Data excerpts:
>>>>

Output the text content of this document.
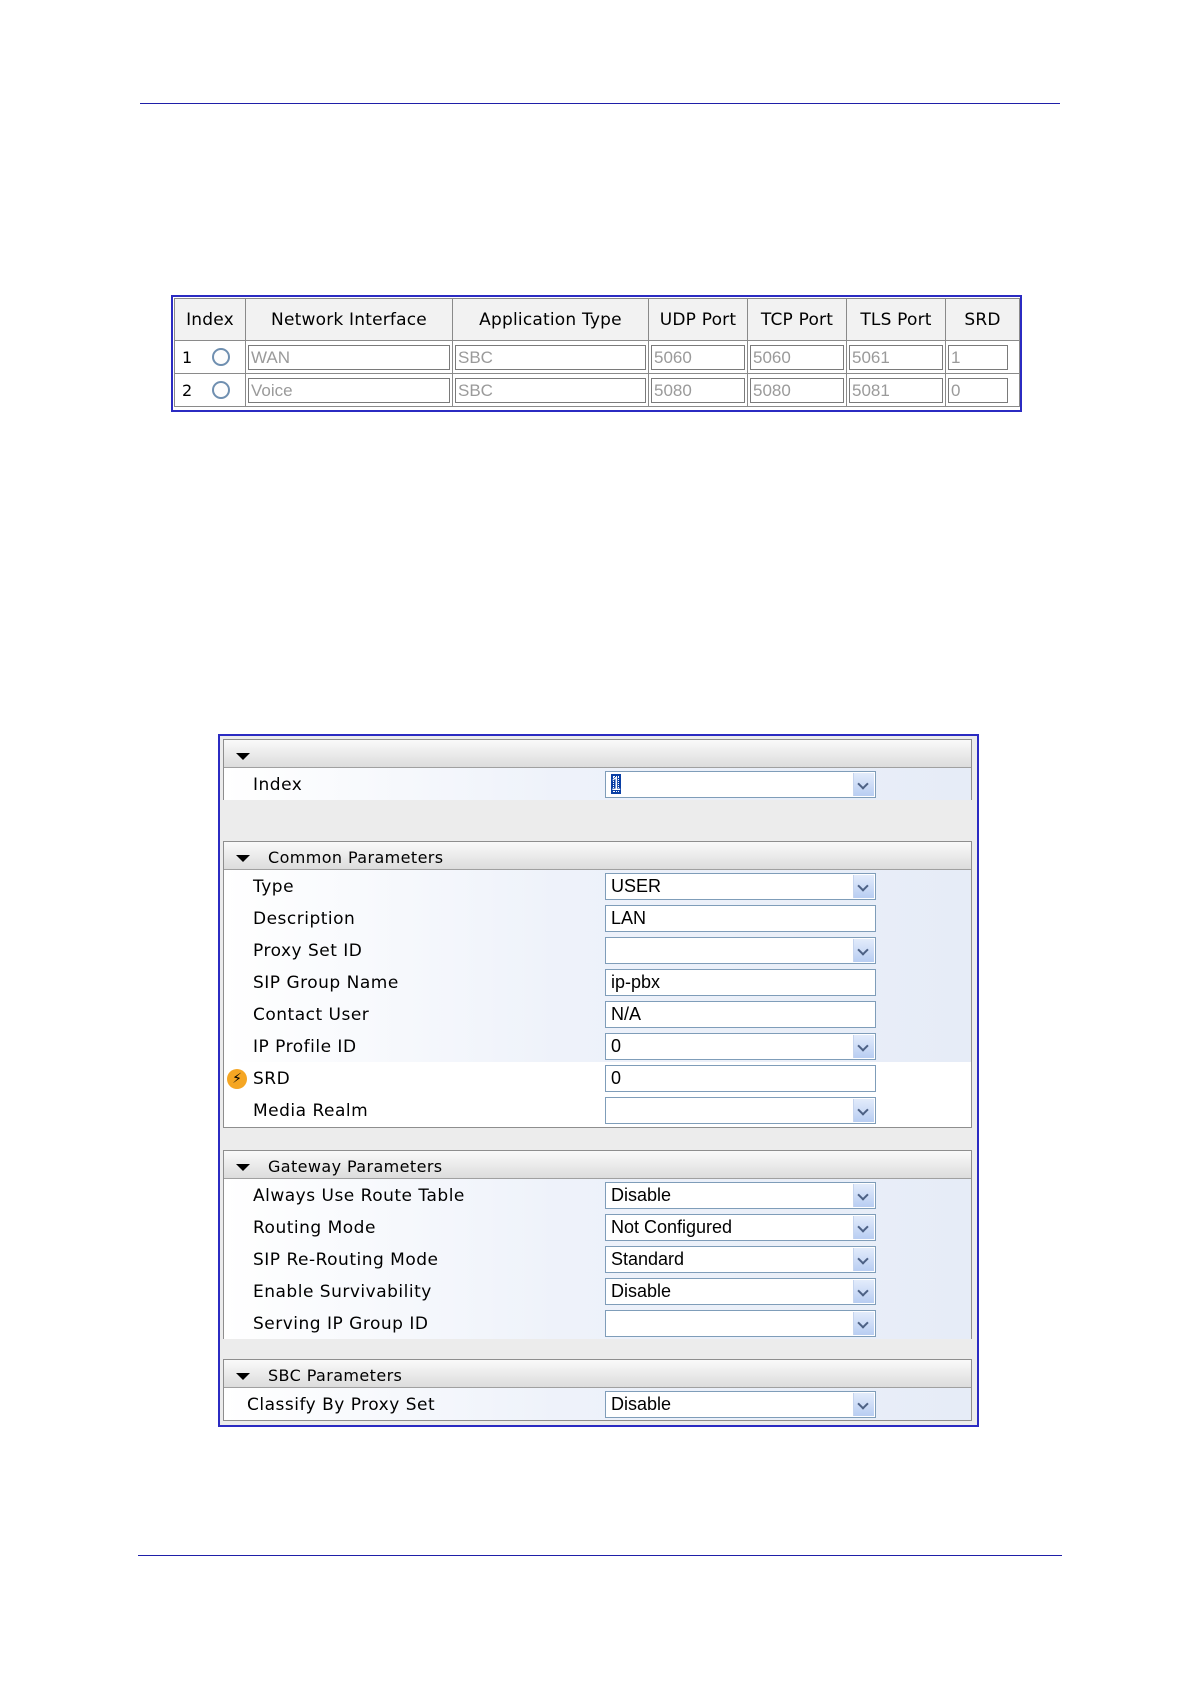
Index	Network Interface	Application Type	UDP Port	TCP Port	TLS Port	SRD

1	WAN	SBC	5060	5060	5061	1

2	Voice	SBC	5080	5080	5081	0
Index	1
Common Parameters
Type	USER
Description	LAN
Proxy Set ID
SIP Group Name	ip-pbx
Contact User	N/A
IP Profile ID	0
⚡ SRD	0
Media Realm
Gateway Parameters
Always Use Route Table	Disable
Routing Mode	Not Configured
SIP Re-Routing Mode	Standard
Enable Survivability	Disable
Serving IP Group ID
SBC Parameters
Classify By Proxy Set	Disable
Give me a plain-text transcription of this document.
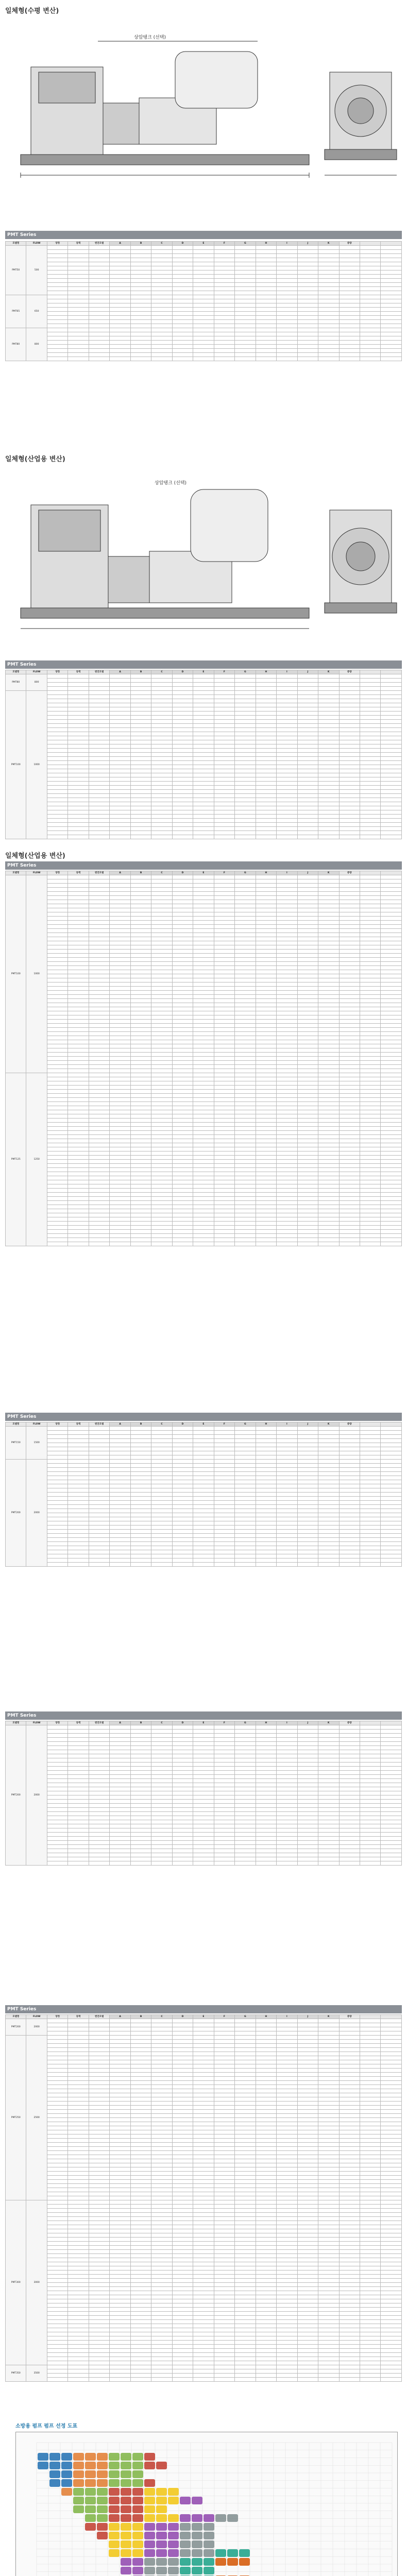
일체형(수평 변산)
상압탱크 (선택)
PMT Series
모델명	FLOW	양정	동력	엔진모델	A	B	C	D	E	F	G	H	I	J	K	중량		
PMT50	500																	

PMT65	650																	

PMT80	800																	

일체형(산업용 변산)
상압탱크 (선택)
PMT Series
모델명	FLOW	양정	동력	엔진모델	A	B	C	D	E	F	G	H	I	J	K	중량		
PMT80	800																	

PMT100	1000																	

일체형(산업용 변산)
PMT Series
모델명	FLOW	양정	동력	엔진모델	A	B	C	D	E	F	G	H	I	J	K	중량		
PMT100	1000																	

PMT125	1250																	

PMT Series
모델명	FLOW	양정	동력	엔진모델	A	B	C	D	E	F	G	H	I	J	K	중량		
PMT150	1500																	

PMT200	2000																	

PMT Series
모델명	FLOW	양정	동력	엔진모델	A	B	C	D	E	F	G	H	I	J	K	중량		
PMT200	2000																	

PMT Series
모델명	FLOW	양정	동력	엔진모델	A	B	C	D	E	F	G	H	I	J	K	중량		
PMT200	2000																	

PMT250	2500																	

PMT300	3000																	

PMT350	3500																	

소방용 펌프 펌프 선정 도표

<<<<

> **Short task**:
Lines holding the word "Routing" in the entries above are the ones to pull out. Copy them all.

> **In response**:
Routing Mode	Not Configured
SIP Re-Routing Mode	Standard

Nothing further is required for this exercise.